Restate all of the entries exactly, dropping any pictures they hold.

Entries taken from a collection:
-*-*-
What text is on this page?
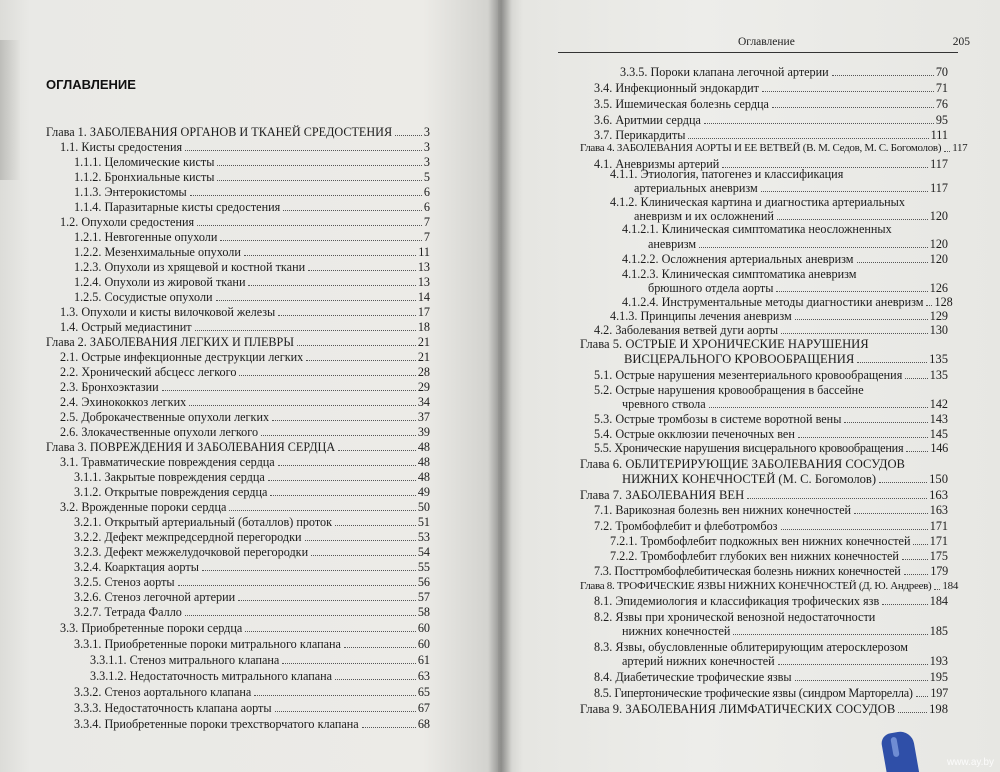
ОГЛАВЛЕНИЕ
Глава 1. ЗАБОЛЕВАНИЯ ОРГАНОВ И ТКАНЕЙ СРЕДОСТЕНИЯ	3
1.1. Кисты средостения	3
1.1.1. Целомические кисты	3
1.1.2. Бронхиальные кисты	5
1.1.3. Энтерокистомы	6
1.1.4. Паразитарные кисты средостения	6
1.2. Опухоли средостения	7
1.2.1. Невrогенные опухоли	7
1.2.2. Мезенхимальные опухоли	11
1.2.3. Опухоли из хрящевой и костной ткани	13
1.2.4. Опухоли из жировой ткани	13
1.2.5. Сосудистые опухоли	14
1.3. Опухоли и кисты вилочковой железы	17
1.4. Острый медиастинит	18
Глава 2. ЗАБОЛЕВАНИЯ ЛЕГКИХ И ПЛЕВРЫ	21
2.1. Острые инфекционные деструкции легких	21
2.2. Хронический абсцесс легкого	28
2.3. Бронхоэктазии	29
2.4. Эхинококкоз легких	34
2.5. Доброкачественные опухоли легких	37
2.6. Злокачественные опухоли легкого	39
Глава 3. ПОВРЕЖДЕНИЯ И ЗАБОЛЕВАНИЯ СЕРДЦА	48
3.1. Травматические повреждения сердца	48
3.1.1. Закрытые повреждения сердца	48
3.1.2. Открытые повреждения сердца	49
3.2. Врожденные пороки сердца	50
3.2.1. Открытый артериальный (боталлов) проток	51
3.2.2. Дефект межпредсердной перегородки	53
3.2.3. Дефект межжелудочковой перегородки	54
3.2.4. Коарктация аорты	55
3.2.5. Стеноз аорты	56
3.2.6. Стеноз легочной артерии	57
3.2.7. Тетрада Фалло	58
3.3. Приобретенные пороки сердца	60
3.3.1. Приобретенные пороки митрального клапана	60
3.3.1.1. Стеноз митрального клапана	61
3.3.1.2. Недостаточность митрального клапана	63
3.3.2. Стеноз аортального клапана	65
3.3.3. Недостаточность клапана аорты	67
3.3.4. Приобретенные пороки трехстворчатого клапана	68
Оглавление	205
3.3.5. Пороки клапана легочной артерии	70
3.4. Инфекционный эндокардит	71
3.5. Ишемическая болезнь сердца	76
3.6. Аритмии сердца	95
3.7. Перикардиты	111
Глава 4. ЗАБОЛЕВАНИЯ АОРТЫ И ЕЕ ВЕТВЕЙ (В. М. Седов, М. С. Богомолов) 117
4.1. Аневризмы артерий	117
4.1.1. Этиология, патогенез и классификация
артериальных аневризм	117
4.1.2. Клиническая картина и диагностика артериальных
аневризм и их осложнений	120
4.1.2.1. Клиническая симптоматика неосложненных
аневризм	120
4.1.2.2. Осложнения артериальных аневризм	120
4.1.2.3. Клиническая симптоматика аневризм
брюшного отдела аорты	126
4.1.2.4. Инструментальные методы диагностики аневризм 128
4.1.3. Принципы лечения аневризм	129
4.2. Заболевания ветвей дуги аорты	130
Глава 5. ОСТРЫЕ И ХРОНИЧЕСКИЕ НАРУШЕНИЯ
ВИСЦЕРАЛЬНОГО КРОВООБРАЩЕНИЯ	135
5.1. Острые нарушения мезентериального кровообращения 135
5.2. Острые нарушения кровообращения в бассейне
чревного ствола	142
5.3. Острые тромбозы в системе воротной вены	143
5.4. Острые окклюзии печеночных вен	145
5.5. Хронические нарушения висцерального кровообращения 146
Глава 6. ОБЛИТЕРИРУЮЩИЕ ЗАБОЛЕВАНИЯ СОСУДОВ
НИЖНИХ КОНЕЧНОСТЕЙ (М. С. Богомолов)	150
Глава 7. ЗАБОЛЕВАНИЯ ВЕН	163
7.1. Варикозная болезнь вен нижних конечностей	163
7.2. Тромбофлебит и флеботромбоз	171
7.2.1. Тромбофлебит подкожных вен нижних конечностей 171
7.2.2. Тромбофлебит глубоких вен нижних конечностей	175
7.3. Посттромбофлебитическая болезнь нижних конечностей 179
Глава 8. ТРОФИЧЕСКИЕ ЯЗВЫ НИЖНИХ КОНЕЧНОСТЕЙ (Д. Ю. Андреев) 184
8.1. Эпидемиология и классификация трофических язв	184
8.2. Язвы при хронической венозной недостаточности
нижних конечностей	185
8.3. Язвы, обусловленные облитерирующим атеросклерозом
артерий нижних конечностей	193
8.4. Диабетические трофические язвы	195
8.5. Гипертонические трофические язвы (синдром Марторелла) 197
Глава 9. ЗАБОЛЕВАНИЯ ЛИМФАТИЧЕСКИХ СОСУДОВ	198
www.ay.by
-*-*-
**Output for this task**:
What text is on this page?
ОГЛАВЛЕНИЕ
Глава 1. ЗАБОЛЕВАНИЯ ОРГАНОВ И ТКАНЕЙ СРЕДОСТЕНИЯ	3
1.1. Кисты средостения	3
1.1.1. Целомические кисты	3
1.1.2. Бронхиальные кисты	5
1.1.3. Энтерокистомы	6
1.1.4. Паразитарные кисты средостения	6
1.2. Опухоли средостения	7
1.2.1. Невrогенные опухоли	7
1.2.2. Мезенхимальные опухоли	11
1.2.3. Опухоли из хрящевой и костной ткани	13
1.2.4. Опухоли из жировой ткани	13
1.2.5. Сосудистые опухоли	14
1.3. Опухоли и кисты вилочковой железы	17
1.4. Острый медиастинит	18
Глава 2. ЗАБОЛЕВАНИЯ ЛЕГКИХ И ПЛЕВРЫ	21
2.1. Острые инфекционные деструкции легких	21
2.2. Хронический абсцесс легкого	28
2.3. Бронхоэктазии	29
2.4. Эхинококкоз легких	34
2.5. Доброкачественные опухоли легких	37
2.6. Злокачественные опухоли легкого	39
Глава 3. ПОВРЕЖДЕНИЯ И ЗАБОЛЕВАНИЯ СЕРДЦА	48
3.1. Травматические повреждения сердца	48
3.1.1. Закрытые повреждения сердца	48
3.1.2. Открытые повреждения сердца	49
3.2. Врожденные пороки сердца	50
3.2.1. Открытый артериальный (боталлов) проток	51
3.2.2. Дефект межпредсердной перегородки	53
3.2.3. Дефект межжелудочковой перегородки	54
3.2.4. Коарктация аорты	55
3.2.5. Стеноз аорты	56
3.2.6. Стеноз легочной артерии	57
3.2.7. Тетрада Фалло	58
3.3. Приобретенные пороки сердца	60
3.3.1. Приобретенные пороки митрального клапана	60
3.3.1.1. Стеноз митрального клапана	61
3.3.1.2. Недостаточность митрального клапана	63
3.3.2. Стеноз аортального клапана	65
3.3.3. Недостаточность клапана аорты	67
3.3.4. Приобретенные пороки трехстворчатого клапана	68
Оглавление	205
3.3.5. Пороки клапана легочной артерии	70
3.4. Инфекционный эндокардит	71
3.5. Ишемическая болезнь сердца	76
3.6. Аритмии сердца	95
3.7. Перикардиты	111
Глава 4. ЗАБОЛЕВАНИЯ АОРТЫ И ЕЕ ВЕТВЕЙ (В. М. Седов, М. С. Богомолов) 117
4.1. Аневризмы артерий	117
4.1.1. Этиология, патогенез и классификация
артериальных аневризм	117
4.1.2. Клиническая картина и диагностика артериальных
аневризм и их осложнений	120
4.1.2.1. Клиническая симптоматика неосложненных
аневризм	120
4.1.2.2. Осложнения артериальных аневризм	120
4.1.2.3. Клиническая симптоматика аневризм
брюшного отдела аорты	126
4.1.2.4. Инструментальные методы диагностики аневризм 128
4.1.3. Принципы лечения аневризм	129
4.2. Заболевания ветвей дуги аорты	130
Глава 5. ОСТРЫЕ И ХРОНИЧЕСКИЕ НАРУШЕНИЯ
ВИСЦЕРАЛЬНОГО КРОВООБРАЩЕНИЯ	135
5.1. Острые нарушения мезентериального кровообращения 135
5.2. Острые нарушения кровообращения в бассейне
чревного ствола	142
5.3. Острые тромбозы в системе воротной вены	143
5.4. Острые окклюзии печеночных вен	145
5.5. Хронические нарушения висцерального кровообращения 146
Глава 6. ОБЛИТЕРИРУЮЩИЕ ЗАБОЛЕВАНИЯ СОСУДОВ
НИЖНИХ КОНЕЧНОСТЕЙ (М. С. Богомолов)	150
Глава 7. ЗАБОЛЕВАНИЯ ВЕН	163
7.1. Варикозная болезнь вен нижних конечностей	163
7.2. Тромбофлебит и флеботромбоз	171
7.2.1. Тромбофлебит подкожных вен нижних конечностей 171
7.2.2. Тромбофлебит глубоких вен нижних конечностей	175
7.3. Посттромбофлебитическая болезнь нижних конечностей 179
Глава 8. ТРОФИЧЕСКИЕ ЯЗВЫ НИЖНИХ КОНЕЧНОСТЕЙ (Д. Ю. Андреев) 184
8.1. Эпидемиология и классификация трофических язв	184
8.2. Язвы при хронической венозной недостаточности
нижних конечностей	185
8.3. Язвы, обусловленные облитерирующим атеросклерозом
артерий нижних конечностей	193
8.4. Диабетические трофические язвы	195
8.5. Гипертонические трофические язвы (синдром Марторелла) 197
Глава 9. ЗАБОЛЕВАНИЯ ЛИМФАТИЧЕСКИХ СОСУДОВ	198
www.ay.by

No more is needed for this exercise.